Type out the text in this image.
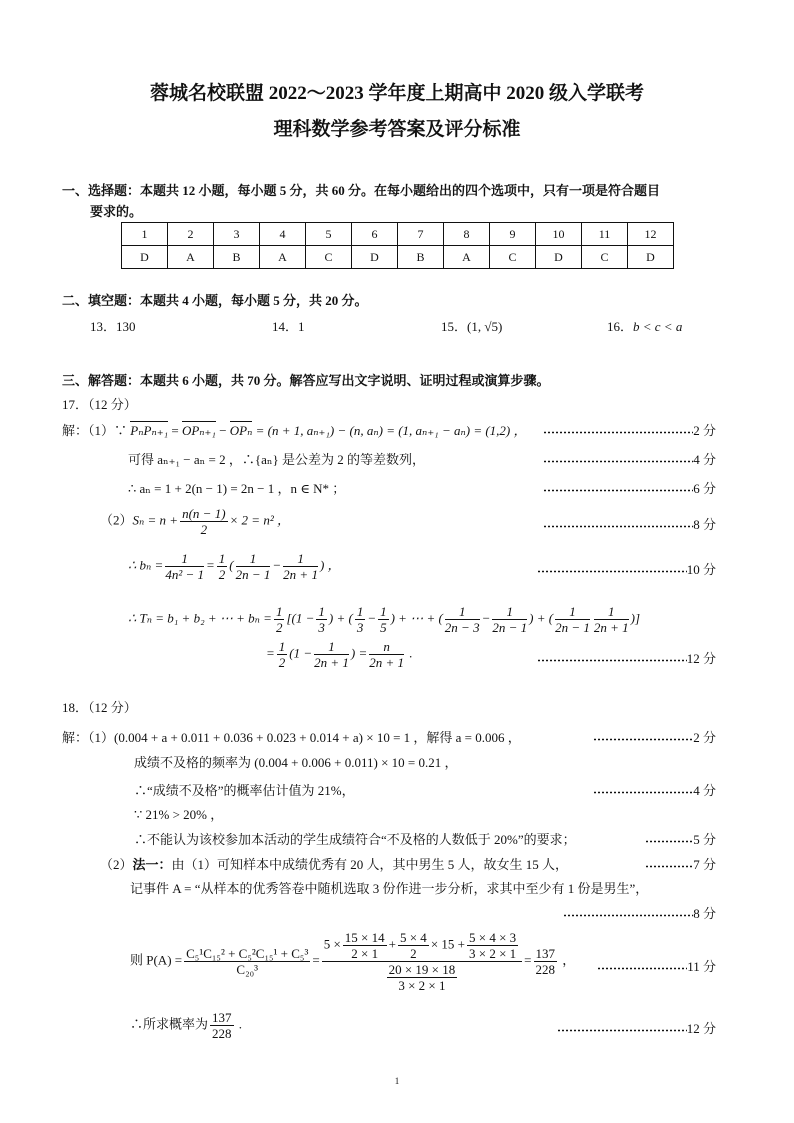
蓉城名校联盟 2022～2023 学年度上期高中 2020 级入学联考
理科数学参考答案及评分标准
一、选择题：本题共 12 小题，每小题 5 分，共 60 分。在每小题给出的四个选项中，只有一项是符合题目
要求的。
1	2	3	4	5	6	7	8	9	10	11	12
D	A	B	A	C	D	B	A	C	D	C	D
二、填空题：本题共 4 小题，每小题 5 分，共 20 分。
13．130	14．1	15．(1, √5)	16．b < c < a
三、解答题：本题共 6 小题，共 70 分。解答应写出文字说明、证明过程或演算步骤。
17．（12 分）
解：（1）∵ PₙPₙ₊₁ = OPₙ₊₁ − OPₙ = (n + 1, aₙ₊₁) − (n, aₙ) = (1, aₙ₊₁ − aₙ) = (1,2) ，
可得 aₙ₊₁ − aₙ = 2 ，∴{aₙ} 是公差为 2 的等差数列，
∴ aₙ = 1 + 2(n − 1) = 2n − 1 ，n ∈ N* ；
$(2)S_n = n + \frac{n(n - 1)}{2} \times 2 = n^2$ ，
∴ $b_n = \frac{1}{\text{4n² − 1}} = \frac{1}{2}$ ( $\frac{1}{2n - 1} - \frac{1}{2n + 1}$ ) ，
∴ Tₙ = b₁ + b₂ + ⋯ + $b_n = \frac{1}{2} [(1 - \frac{1}{3}$ ) + ( $\frac{1}{3} - \frac{1}{5}$ ) + ⋯ + ( $\frac{1}{2n - 3} - \frac{1}{2n - 1}$ ) + ( $\frac{1}{2n - 1} \frac{1}{2n + 1}$ )]
= $\frac{1}{2} (1 - \frac{1}{2n + 1}$ ) = $\frac{n}{2n + 1}$ .
2 分
4 分
6 分
8 分
10 分
12 分
18．（12 分）
解：（1）(0.004 + a + 0.011 + 0.036 + 0.023 + 0.014 + a) × 10 = 1 ，解得 a = 0.006 ，
成绩不及格的频率为 (0.004 + 0.006 + 0.011) × 10 = 0.21 ，
∴“成绩不及格”的概率估计值为 21%，
∵ 21% > 20% ，
∴不能认为该校参加本活动的学生成绩符合“不及格的人数低于 20%”的要求；
（2）法一：由（1）可知样本中成绩优秀有 20 人，其中男生 5 人，故女生 15 人，
记事件 A = “从样本的优秀答卷中随机选取 3 份作进一步分析，求其中至少有 1 份是男生”，
则 $P(A) = \frac{\text{C₅¹C₁₅² + C₅²C₁₅¹ + C₅³}}{\text{C₂₀³}} = \frac{5 \times \frac{15 \times 14}{2 \times 1} + \frac{5 \times 4}{2} \times 15 + \frac{5 \times 4 \times 3}{3 \times 2 \times 1}}{\frac{20 \times 19 \times 18}{3 \times 2 \times 1}} = \frac{137}{228}$ ，
∴所求概率为 $\frac{137}{228}$ .
2 分
4 分
5 分
7 分
8 分
11 分
12 分
1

◇ ◇ ◇

▸ Exercise details:
Copy every entry word for word, but omit the pictures.

▸ Answer to the problem:
Type out the text in this image.
蓉城名校联盟 2022～2023 学年度上期高中 2020 级入学联考
理科数学参考答案及评分标准
一、选择题：本题共 12 小题，每小题 5 分，共 60 分。在每小题给出的四个选项中，只有一项是符合题目
要求的。
1	2	3	4	5	6	7	8	9	10	11	12
D	A	B	A	C	D	B	A	C	D	C	D
二、填空题：本题共 4 小题，每小题 5 分，共 20 分。
13．130	14．1	15．(1, √5)	16．b < c < a
三、解答题：本题共 6 小题，共 70 分。解答应写出文字说明、证明过程或演算步骤。
17．（12 分）
解：（1）∵ PₙPₙ₊₁ = OPₙ₊₁ − OPₙ = (n + 1, aₙ₊₁) − (n, aₙ) = (1, aₙ₊₁ − aₙ) = (1,2) ，
可得 aₙ₊₁ − aₙ = 2 ，∴{aₙ} 是公差为 2 的等差数列，
∴ aₙ = 1 + 2(n − 1) = 2n − 1 ，n ∈ N* ；
$(2)S_n = n + \frac{n(n - 1)}{2} \times 2 = n^2$ ，
∴ $b_n = \frac{1}{\text{4n² − 1}} = \frac{1}{2}$ ( $\frac{1}{2n - 1} - \frac{1}{2n + 1}$ ) ，
∴ Tₙ = b₁ + b₂ + ⋯ + $b_n = \frac{1}{2} [(1 - \frac{1}{3}$ ) + ( $\frac{1}{3} - \frac{1}{5}$ ) + ⋯ + ( $\frac{1}{2n - 3} - \frac{1}{2n - 1}$ ) + ( $\frac{1}{2n - 1} \frac{1}{2n + 1}$ )]
= $\frac{1}{2} (1 - \frac{1}{2n + 1}$ ) = $\frac{n}{2n + 1}$ .
2 分
4 分
6 分
8 分
10 分
12 分
18．（12 分）
解：（1）(0.004 + a + 0.011 + 0.036 + 0.023 + 0.014 + a) × 10 = 1 ，解得 a = 0.006 ，
成绩不及格的频率为 (0.004 + 0.006 + 0.011) × 10 = 0.21 ，
∴“成绩不及格”的概率估计值为 21%，
∵ 21% > 20% ，
∴不能认为该校参加本活动的学生成绩符合“不及格的人数低于 20%”的要求；
（2）法一：由（1）可知样本中成绩优秀有 20 人，其中男生 5 人，故女生 15 人，
记事件 A = “从样本的优秀答卷中随机选取 3 份作进一步分析，求其中至少有 1 份是男生”，
则 $P(A) = \frac{\text{C₅¹C₁₅² + C₅²C₁₅¹ + C₅³}}{\text{C₂₀³}} = \frac{5 \times \frac{15 \times 14}{2 \times 1} + \frac{5 \times 4}{2} \times 15 + \frac{5 \times 4 \times 3}{3 \times 2 \times 1}}{\frac{20 \times 19 \times 18}{3 \times 2 \times 1}} = \frac{137}{228}$ ，
∴所求概率为 $\frac{137}{228}$ .
2 分
4 分
5 分
7 分
8 分
11 分
12 分
1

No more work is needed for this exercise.